Collect each line of the entries that holds the string "медицинского".

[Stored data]

=-=-=-=-=

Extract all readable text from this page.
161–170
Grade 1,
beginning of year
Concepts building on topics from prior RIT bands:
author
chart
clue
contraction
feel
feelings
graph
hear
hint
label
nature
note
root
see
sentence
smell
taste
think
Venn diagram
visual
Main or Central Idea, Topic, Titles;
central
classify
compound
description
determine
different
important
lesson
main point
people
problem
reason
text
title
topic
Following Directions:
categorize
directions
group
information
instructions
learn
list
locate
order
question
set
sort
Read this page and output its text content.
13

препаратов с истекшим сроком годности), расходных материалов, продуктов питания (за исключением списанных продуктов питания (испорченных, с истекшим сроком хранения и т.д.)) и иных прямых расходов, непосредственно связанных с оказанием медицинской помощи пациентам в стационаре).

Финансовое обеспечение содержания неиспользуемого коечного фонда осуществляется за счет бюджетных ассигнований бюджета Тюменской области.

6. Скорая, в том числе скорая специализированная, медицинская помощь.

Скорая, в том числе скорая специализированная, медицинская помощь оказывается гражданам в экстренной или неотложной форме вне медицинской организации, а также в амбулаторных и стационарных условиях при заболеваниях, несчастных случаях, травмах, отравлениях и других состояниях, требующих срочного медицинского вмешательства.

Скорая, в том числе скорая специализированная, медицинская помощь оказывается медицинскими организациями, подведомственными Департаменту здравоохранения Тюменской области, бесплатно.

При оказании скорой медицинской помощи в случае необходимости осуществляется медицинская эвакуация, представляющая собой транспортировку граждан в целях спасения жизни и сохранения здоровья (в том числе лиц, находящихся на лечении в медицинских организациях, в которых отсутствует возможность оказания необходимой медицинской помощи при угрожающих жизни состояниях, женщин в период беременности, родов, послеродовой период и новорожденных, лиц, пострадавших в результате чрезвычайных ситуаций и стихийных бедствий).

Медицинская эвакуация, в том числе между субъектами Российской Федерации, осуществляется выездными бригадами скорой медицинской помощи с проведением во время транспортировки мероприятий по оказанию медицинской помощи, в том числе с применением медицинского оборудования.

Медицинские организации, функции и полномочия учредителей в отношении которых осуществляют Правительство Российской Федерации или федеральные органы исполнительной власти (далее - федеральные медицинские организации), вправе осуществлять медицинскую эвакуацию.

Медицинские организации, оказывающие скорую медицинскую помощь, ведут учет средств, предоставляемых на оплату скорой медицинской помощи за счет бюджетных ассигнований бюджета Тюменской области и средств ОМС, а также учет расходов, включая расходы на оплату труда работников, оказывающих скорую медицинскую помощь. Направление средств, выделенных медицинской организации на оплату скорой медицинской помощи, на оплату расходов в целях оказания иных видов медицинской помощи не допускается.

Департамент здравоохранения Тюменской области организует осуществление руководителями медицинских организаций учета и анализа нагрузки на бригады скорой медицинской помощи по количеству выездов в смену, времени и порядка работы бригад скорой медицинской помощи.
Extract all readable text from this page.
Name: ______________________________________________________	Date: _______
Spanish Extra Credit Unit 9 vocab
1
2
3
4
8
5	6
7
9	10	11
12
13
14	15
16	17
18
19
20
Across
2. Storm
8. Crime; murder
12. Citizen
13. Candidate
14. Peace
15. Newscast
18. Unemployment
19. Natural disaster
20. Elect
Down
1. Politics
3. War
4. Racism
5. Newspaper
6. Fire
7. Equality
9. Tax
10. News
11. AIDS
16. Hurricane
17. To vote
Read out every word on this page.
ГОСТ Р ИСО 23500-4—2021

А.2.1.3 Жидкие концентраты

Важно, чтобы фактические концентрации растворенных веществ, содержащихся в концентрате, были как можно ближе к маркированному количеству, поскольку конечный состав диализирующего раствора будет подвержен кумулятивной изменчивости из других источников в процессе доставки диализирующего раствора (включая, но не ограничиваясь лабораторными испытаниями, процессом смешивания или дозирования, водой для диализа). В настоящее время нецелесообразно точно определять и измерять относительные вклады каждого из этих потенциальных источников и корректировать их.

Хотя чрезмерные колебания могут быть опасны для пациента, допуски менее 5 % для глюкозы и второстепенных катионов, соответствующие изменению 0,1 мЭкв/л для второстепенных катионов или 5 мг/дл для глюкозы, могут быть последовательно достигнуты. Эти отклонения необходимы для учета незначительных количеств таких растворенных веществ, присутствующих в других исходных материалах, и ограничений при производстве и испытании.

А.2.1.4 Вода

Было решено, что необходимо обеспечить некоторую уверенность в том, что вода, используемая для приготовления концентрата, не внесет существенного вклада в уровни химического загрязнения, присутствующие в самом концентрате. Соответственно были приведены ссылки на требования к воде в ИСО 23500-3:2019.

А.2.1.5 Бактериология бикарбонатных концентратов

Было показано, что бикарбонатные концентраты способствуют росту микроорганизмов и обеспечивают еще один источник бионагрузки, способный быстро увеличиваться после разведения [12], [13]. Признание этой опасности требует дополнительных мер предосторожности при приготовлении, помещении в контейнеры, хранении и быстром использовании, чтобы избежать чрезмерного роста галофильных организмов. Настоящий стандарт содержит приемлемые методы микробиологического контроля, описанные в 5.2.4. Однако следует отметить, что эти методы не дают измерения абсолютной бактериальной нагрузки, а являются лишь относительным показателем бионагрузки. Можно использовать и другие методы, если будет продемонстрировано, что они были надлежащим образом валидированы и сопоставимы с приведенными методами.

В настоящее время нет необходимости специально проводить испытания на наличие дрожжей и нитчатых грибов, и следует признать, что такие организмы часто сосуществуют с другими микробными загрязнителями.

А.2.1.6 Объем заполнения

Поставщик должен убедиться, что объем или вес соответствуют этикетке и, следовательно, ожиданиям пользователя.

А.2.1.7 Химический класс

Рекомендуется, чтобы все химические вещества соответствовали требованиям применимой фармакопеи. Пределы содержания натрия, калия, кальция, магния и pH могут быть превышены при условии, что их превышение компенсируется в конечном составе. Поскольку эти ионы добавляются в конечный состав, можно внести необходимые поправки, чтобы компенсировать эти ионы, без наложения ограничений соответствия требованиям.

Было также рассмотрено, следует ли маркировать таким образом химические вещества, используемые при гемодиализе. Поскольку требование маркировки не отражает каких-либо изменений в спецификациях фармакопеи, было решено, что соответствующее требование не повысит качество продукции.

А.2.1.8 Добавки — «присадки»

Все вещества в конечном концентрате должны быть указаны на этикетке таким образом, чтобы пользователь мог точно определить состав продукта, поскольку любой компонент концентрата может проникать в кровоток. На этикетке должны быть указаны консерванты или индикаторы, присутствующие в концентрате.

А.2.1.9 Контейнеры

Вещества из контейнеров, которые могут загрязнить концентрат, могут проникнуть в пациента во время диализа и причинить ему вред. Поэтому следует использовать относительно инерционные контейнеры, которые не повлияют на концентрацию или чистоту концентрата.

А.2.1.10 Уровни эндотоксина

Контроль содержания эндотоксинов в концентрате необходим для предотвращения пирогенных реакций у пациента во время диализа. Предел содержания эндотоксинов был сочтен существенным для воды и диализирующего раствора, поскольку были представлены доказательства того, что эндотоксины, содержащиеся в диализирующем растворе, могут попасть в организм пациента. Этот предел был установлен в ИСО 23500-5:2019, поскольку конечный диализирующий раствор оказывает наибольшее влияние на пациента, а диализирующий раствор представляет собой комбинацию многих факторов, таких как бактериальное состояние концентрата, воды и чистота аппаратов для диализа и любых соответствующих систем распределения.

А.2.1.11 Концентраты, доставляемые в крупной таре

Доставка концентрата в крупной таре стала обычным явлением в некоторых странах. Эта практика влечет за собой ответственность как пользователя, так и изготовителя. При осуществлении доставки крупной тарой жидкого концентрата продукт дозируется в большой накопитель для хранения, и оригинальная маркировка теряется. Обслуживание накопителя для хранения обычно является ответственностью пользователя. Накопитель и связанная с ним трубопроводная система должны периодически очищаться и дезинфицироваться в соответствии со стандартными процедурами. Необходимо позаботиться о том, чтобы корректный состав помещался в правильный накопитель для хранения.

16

=-=-=-=-=

**Task answer**
Скорая, в том числе скорая специализированная, медицинская помощь оказывается гражданам в экстренной или неотложной форме вне медицинской организации, а также в амбулаторных и стационарных условиях при заболеваниях, несчастных случаях, травмах, отравлениях и других состояниях, требующих срочного медицинского вмешательства.
Медицинская эвакуация, в том числе между субъектами Российской Федерации, осуществляется выездными бригадами скорой медицинской помощи с проведением во время транспортировки мероприятий по оказанию медицинской помощи, в том числе с применением медицинского оборудования.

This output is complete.